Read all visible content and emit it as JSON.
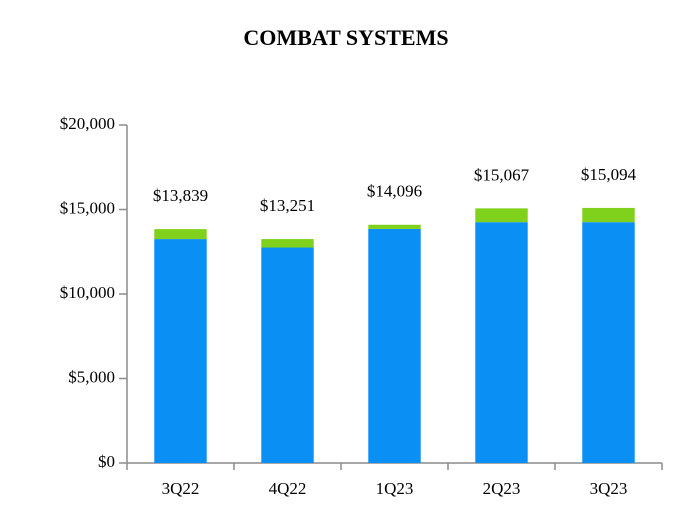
{
  "chart_data": {
    "type": "stacked_bar",
    "title": "COMBAT SYSTEMS",
    "categories": [
      "3Q22",
      "4Q22",
      "1Q23",
      "2Q23",
      "3Q23"
    ],
    "series": [
      {
        "color": "#0a8ff5",
        "values": [
          13250,
          12750,
          13850,
          14250,
          14250
        ]
      },
      {
        "color": "#7fd11b",
        "values": [
          589,
          501,
          246,
          817,
          844
        ]
      }
    ],
    "totals": [
      13839,
      13251,
      14096,
      15067,
      15094
    ],
    "total_labels": [
      "$13,839",
      "$13,251",
      "$14,096",
      "$15,067",
      "$15,094"
    ],
    "ylim": [
      0,
      20000
    ],
    "yticks": [
      {
        "value": 0,
        "label": "$0"
      },
      {
        "value": 5000,
        "label": "$5,000"
      },
      {
        "value": 10000,
        "label": "$10,000"
      },
      {
        "value": 15000,
        "label": "$15,000"
      },
      {
        "value": 20000,
        "label": "$20,000"
      }
    ],
    "grid": false
  }
}
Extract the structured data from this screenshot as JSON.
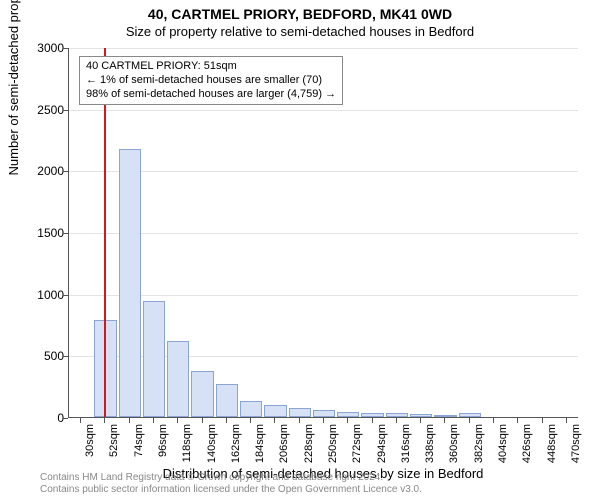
{
  "title_main": "40, CARTMEL PRIORY, BEDFORD, MK41 0WD",
  "title_sub": "Size of property relative to semi-detached houses in Bedford",
  "ylabel": "Number of semi-detached properties",
  "xlabel": "Distribution of semi-detached houses by size in Bedford",
  "chart": {
    "type": "histogram",
    "background_color": "#ffffff",
    "grid_color": "#e3e3e3",
    "axis_color": "#555555",
    "ylim": [
      0,
      3000
    ],
    "yticks": [
      0,
      500,
      1000,
      1500,
      2000,
      2500,
      3000
    ],
    "x_start": 30,
    "x_step": 22,
    "x_count": 21,
    "x_unit": "sqm",
    "bar_color_fill": "#d6e1f5",
    "bar_color_stroke": "#8aa4d6",
    "marker_color": "#d11919",
    "marker_value": 51,
    "values": [
      0,
      790,
      2170,
      940,
      620,
      370,
      270,
      130,
      100,
      75,
      55,
      40,
      35,
      30,
      25,
      20,
      35,
      0,
      0,
      0,
      0
    ],
    "info_box": {
      "border_color": "#888888",
      "bg_color": "#ffffff",
      "lines": [
        "40 CARTMEL PRIORY: 51sqm",
        "← 1% of semi-detached houses are smaller (70)",
        "98% of semi-detached houses are larger (4,759) →"
      ]
    }
  },
  "footer": {
    "color": "#888888",
    "line1": "Contains HM Land Registry data © Crown copyright and database right 2024.",
    "line2": "Contains public sector information licensed under the Open Government Licence v3.0."
  }
}
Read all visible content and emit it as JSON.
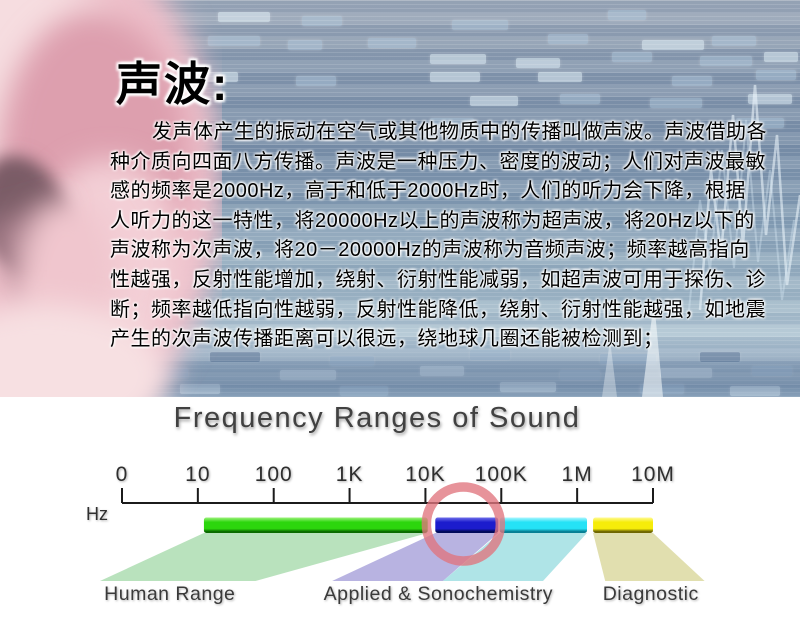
{
  "slide": {
    "title": "声波:",
    "paragraph_lines": [
      "发声体产生的振动在空气或其他物质中的传播叫做声波。声波借助各",
      "种介质向四面八方传播。声波是一种压力、密度的波动；人们对声波最敏",
      "感的频率是2000Hz，高于和低于2000Hz时，人们的听力会下降，根据",
      "人听力的这一特性，将20000Hz以上的声波称为超声波，将20Hz以下的",
      "声波称为次声波，将20－20000Hz的声波称为音频声波；频率越高指向",
      "性越强，反射性能增加，绕射、衍射性能减弱，如超声波可用于探伤、诊",
      "断；频率越低指向性越弱，反射性能降低，绕射、衍射性能越强，如地震",
      "产生的次声波传播距离可以很远，绕地球几圈还能被检测到；"
    ]
  },
  "chart_data": {
    "type": "bar",
    "title": "Frequency Ranges of Sound",
    "axis_unit": "Hz",
    "scale": "log10-decades",
    "tick_labels": [
      "0",
      "10",
      "100",
      "1K",
      "10K",
      "100K",
      "1M",
      "10M"
    ],
    "axis_color": "#1b1b1b",
    "bars": [
      {
        "name": "human-range-bar",
        "color": "#2cd60d",
        "light": "#9ef27d",
        "dark": "#0a6b00",
        "from": 1.08,
        "to": 4.03
      },
      {
        "name": "applied-low-bar",
        "color": "#1c1ccd",
        "light": "#7070ea",
        "dark": "#000a5a",
        "from": 4.13,
        "to": 4.96
      },
      {
        "name": "applied-high-bar",
        "color": "#25e2f6",
        "light": "#aef6ff",
        "dark": "#077f94",
        "from": 4.98,
        "to": 6.13
      },
      {
        "name": "diagnostic-bar",
        "color": "#f6ec0a",
        "light": "#fffa96",
        "dark": "#6f6600",
        "from": 6.21,
        "to": 7.0
      }
    ],
    "beams": [
      {
        "name": "human-range-beam",
        "color": "rgba(116,198,123,0.50)",
        "top_from": 1.08,
        "top_to": 4.03,
        "bottom_from": -0.29,
        "bottom_to": 1.76
      },
      {
        "name": "applied-low-beam",
        "color": "rgba(125,116,201,0.55)",
        "top_from": 4.13,
        "top_to": 4.96,
        "bottom_from": 2.77,
        "bottom_to": 4.23
      },
      {
        "name": "applied-high-beam",
        "color": "rgba(110,205,212,0.55)",
        "top_from": 4.98,
        "top_to": 6.13,
        "bottom_from": 4.23,
        "bottom_to": 5.55
      },
      {
        "name": "diagnostic-beam",
        "color": "rgba(200,197,110,0.55)",
        "top_from": 6.21,
        "top_to": 7.0,
        "bottom_from": 6.37,
        "bottom_to": 7.68
      }
    ],
    "range_labels": [
      {
        "text": "Human Range",
        "center": 0.63
      },
      {
        "text": "Applied & Sonochemistry",
        "center": 4.17
      },
      {
        "text": "Diagnostic",
        "center": 6.97
      }
    ],
    "highlight_ring": {
      "color": "rgba(224,116,126,0.78)",
      "center": 4.5,
      "radius_px": 37,
      "stroke_px": 9.5
    }
  }
}
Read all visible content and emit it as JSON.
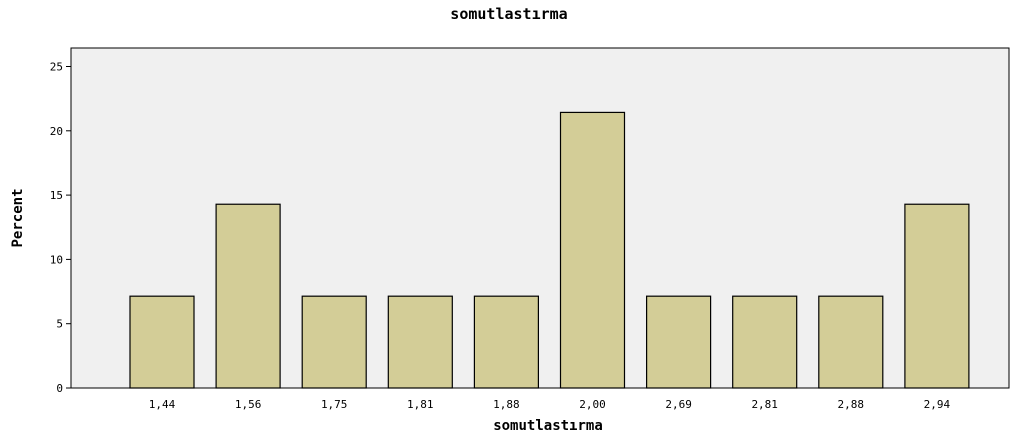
{
  "chart_data": {
    "type": "bar",
    "title": "somutlastırma",
    "xlabel": "somutlastırma",
    "ylabel": "Percent",
    "categories": [
      "1,44",
      "1,56",
      "1,75",
      "1,81",
      "1,88",
      "2,00",
      "2,69",
      "2,81",
      "2,88",
      "2,94"
    ],
    "values": [
      7.14,
      14.29,
      7.14,
      7.14,
      7.14,
      21.43,
      7.14,
      7.14,
      7.14,
      14.29
    ],
    "ylim": [
      0,
      25
    ],
    "yticks": [
      0,
      5,
      10,
      15,
      20,
      25
    ],
    "grid": false,
    "legend": "none",
    "colors": {
      "bar_fill": "#d3cd97",
      "bar_stroke": "#000000",
      "plot_bg": "#f0f0f0"
    }
  }
}
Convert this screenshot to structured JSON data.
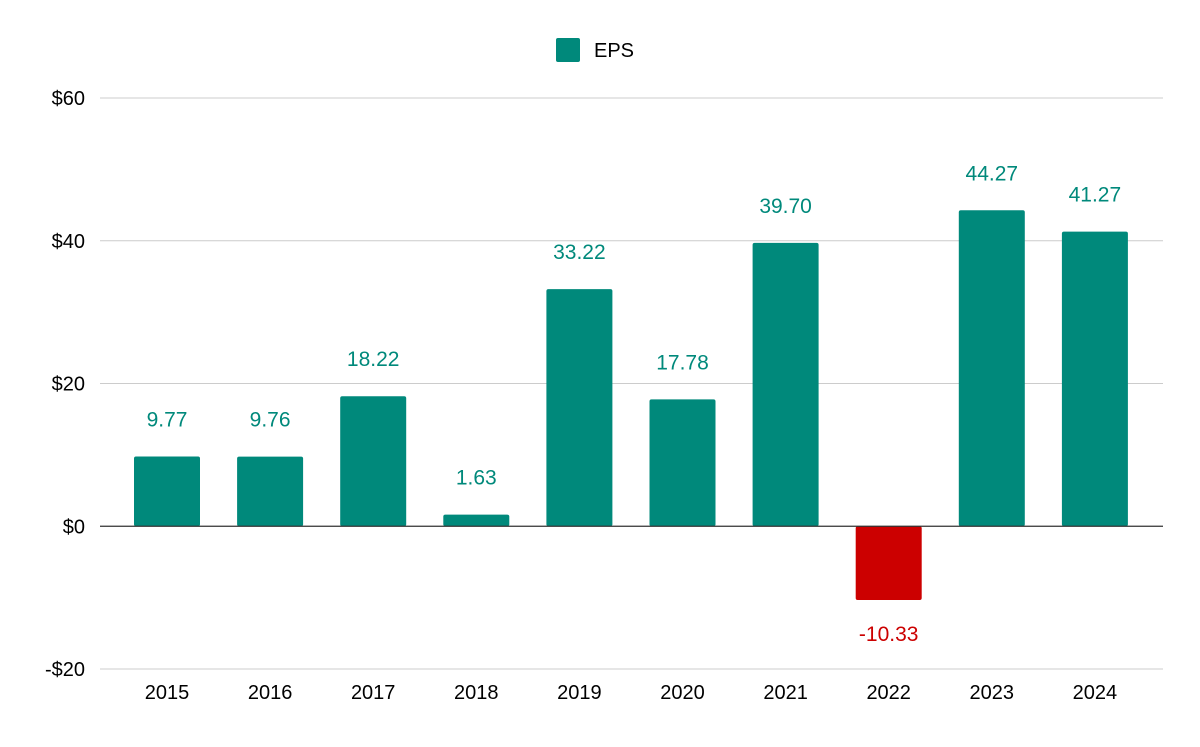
{
  "chart_data": {
    "type": "bar",
    "title": "",
    "xlabel": "",
    "ylabel": "",
    "categories": [
      "2015",
      "2016",
      "2017",
      "2018",
      "2019",
      "2020",
      "2021",
      "2022",
      "2023",
      "2024"
    ],
    "series": [
      {
        "name": "EPS",
        "values": [
          9.77,
          9.76,
          18.22,
          1.63,
          33.22,
          17.78,
          39.7,
          -10.33,
          44.27,
          41.27
        ],
        "data_labels": [
          "9.77",
          "9.76",
          "18.22",
          "1.63",
          "33.22",
          "17.78",
          "39.70",
          "-10.33",
          "44.27",
          "41.27"
        ]
      }
    ],
    "ylim": [
      -20,
      60
    ],
    "y_ticks": [
      60,
      40,
      20,
      0,
      -20
    ],
    "y_tick_labels": [
      "$60",
      "$40",
      "$20",
      "$0",
      "-$20"
    ],
    "grid": true,
    "legend": {
      "position": "top-center",
      "entries": [
        "EPS"
      ]
    },
    "colors": {
      "positive": "#00897b",
      "negative": "#cc0000",
      "grid": "#cccccc",
      "baseline": "#333333",
      "axis_text": "#000000"
    }
  }
}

GOAL: Count each line of the data where the word "ffffff" appears, then reply with the total only.

RESULT BELOW: 2